- [To be done]: Where the data below has the string "JSON", return the whole line.

- [Records for this task]:
## Begin

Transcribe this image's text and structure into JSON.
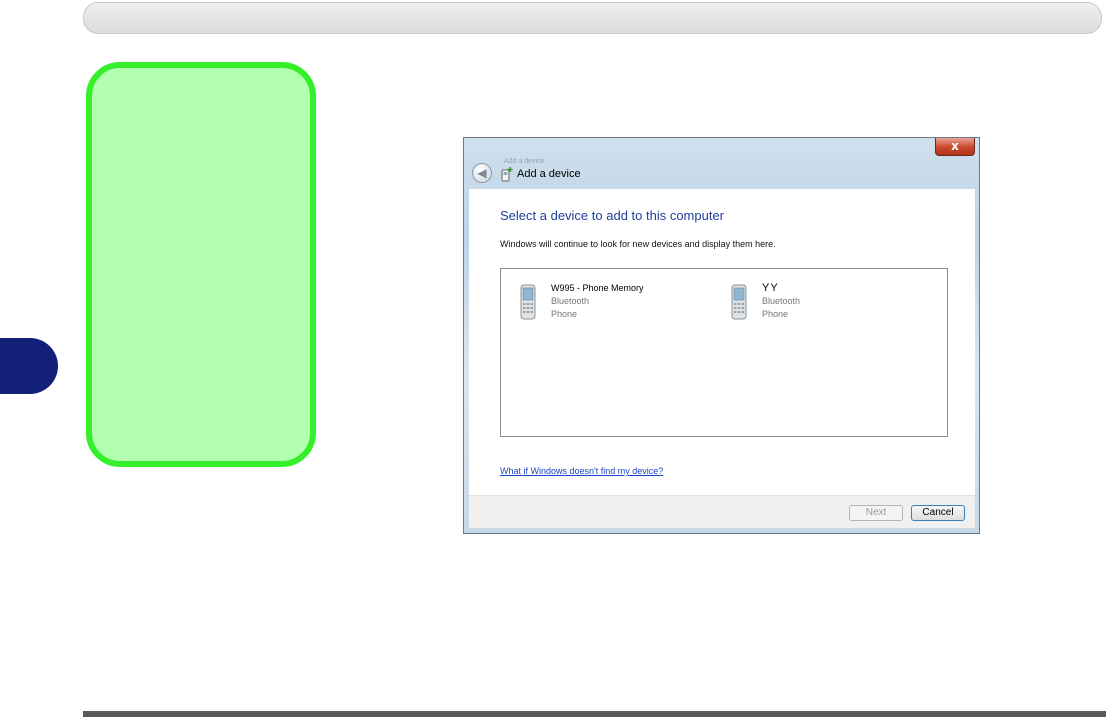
{
  "dialog": {
    "close_label": "x",
    "ghost_caption": "Add a device",
    "back_glyph": "◀",
    "title": "Add a device",
    "heading": "Select a device to add to this computer",
    "info": "Windows will continue to look for new devices and display them here.",
    "devices": [
      {
        "name": "W995 - Phone Memory",
        "type": "Bluetooth",
        "category": "Phone",
        "icon": "mobile-phone-icon"
      },
      {
        "name": "YY",
        "type": "Bluetooth",
        "category": "Phone",
        "icon": "mobile-phone-icon"
      }
    ],
    "help_link": "What if Windows doesn't find my device?",
    "buttons": {
      "next": "Next",
      "cancel": "Cancel"
    }
  },
  "colors": {
    "side_tab": "#13207a",
    "green_panel_fill": "#b3ffb0",
    "green_panel_border": "#36ef2b",
    "heading": "#1e3f9a",
    "link": "#1a44c4"
  }
}
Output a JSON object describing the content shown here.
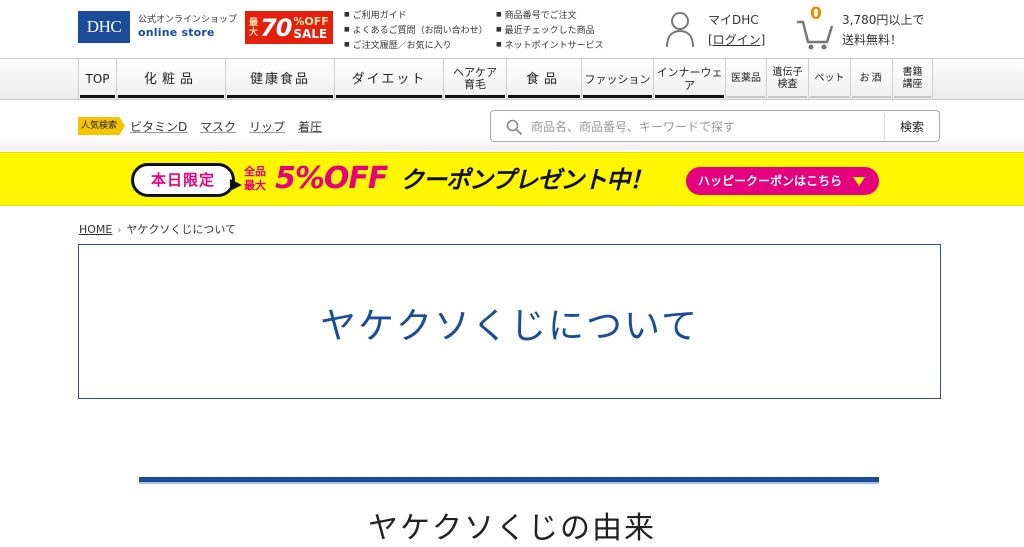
{
  "header": {
    "logo": "DHC",
    "store_jp": "公式オンラインショップ",
    "store_en": "online store",
    "sale_badge": {
      "prefix": "最大",
      "percent": "70",
      "off": "%OFF",
      "sale": "SALE"
    },
    "guide_links_col1": [
      "ご利用ガイド",
      "よくあるご質問（お問い合わせ）",
      "ご注文履歴／お気に入り"
    ],
    "guide_links_col2": [
      "商品番号でご注文",
      "最近チェックした商品",
      "ネットポイントサービス"
    ],
    "my_label": "マイDHC",
    "login_label": "[ログイン]",
    "cart_count": "0",
    "free_shipping_line1": "3,780円以上で",
    "free_shipping_line2": "送料無料！"
  },
  "nav": {
    "items": [
      {
        "label": "TOP"
      },
      {
        "label": "化粧品"
      },
      {
        "label": "健康食品"
      },
      {
        "label": "ダイエット"
      },
      {
        "label": "ヘアケア\n育毛"
      },
      {
        "label": "食品"
      },
      {
        "label": "ファッション"
      },
      {
        "label": "インナーウェア"
      },
      {
        "label": "医薬品"
      },
      {
        "label": "遺伝子\n検査"
      },
      {
        "label": "ペット"
      },
      {
        "label": "お酒"
      },
      {
        "label": "書籍\n講座"
      }
    ]
  },
  "search": {
    "popular_label": "人気検索",
    "keywords": [
      "ビタミンD",
      "マスク",
      "リップ",
      "着圧"
    ],
    "placeholder": "商品名、商品番号、キーワードで探す",
    "value": "",
    "button_label": "検索"
  },
  "banner": {
    "bubble": "本日限定",
    "all_items": "全品",
    "max": "最大",
    "promo": "5%OFF",
    "promo_rest": "クーポンプレゼント中！",
    "coupon_button": "ハッピークーポンはこちら",
    "colors": {
      "background": "#fff700",
      "accent": "#e5007f"
    }
  },
  "breadcrumb": {
    "home": "HOME",
    "separator": "›",
    "current": "ヤケクソくじについて"
  },
  "main": {
    "page_title": "ヤケクソくじについて",
    "section_title": "ヤケクソくじの由来"
  },
  "colors": {
    "brand_blue": "#1a4c9a",
    "sale_red": "#e4200c",
    "cart_orange": "#f08c00"
  }
}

## End

- [Output of the exercise]:
Transcribe this image's text and structure into JSON.
Output a JSON object describing the content shown here.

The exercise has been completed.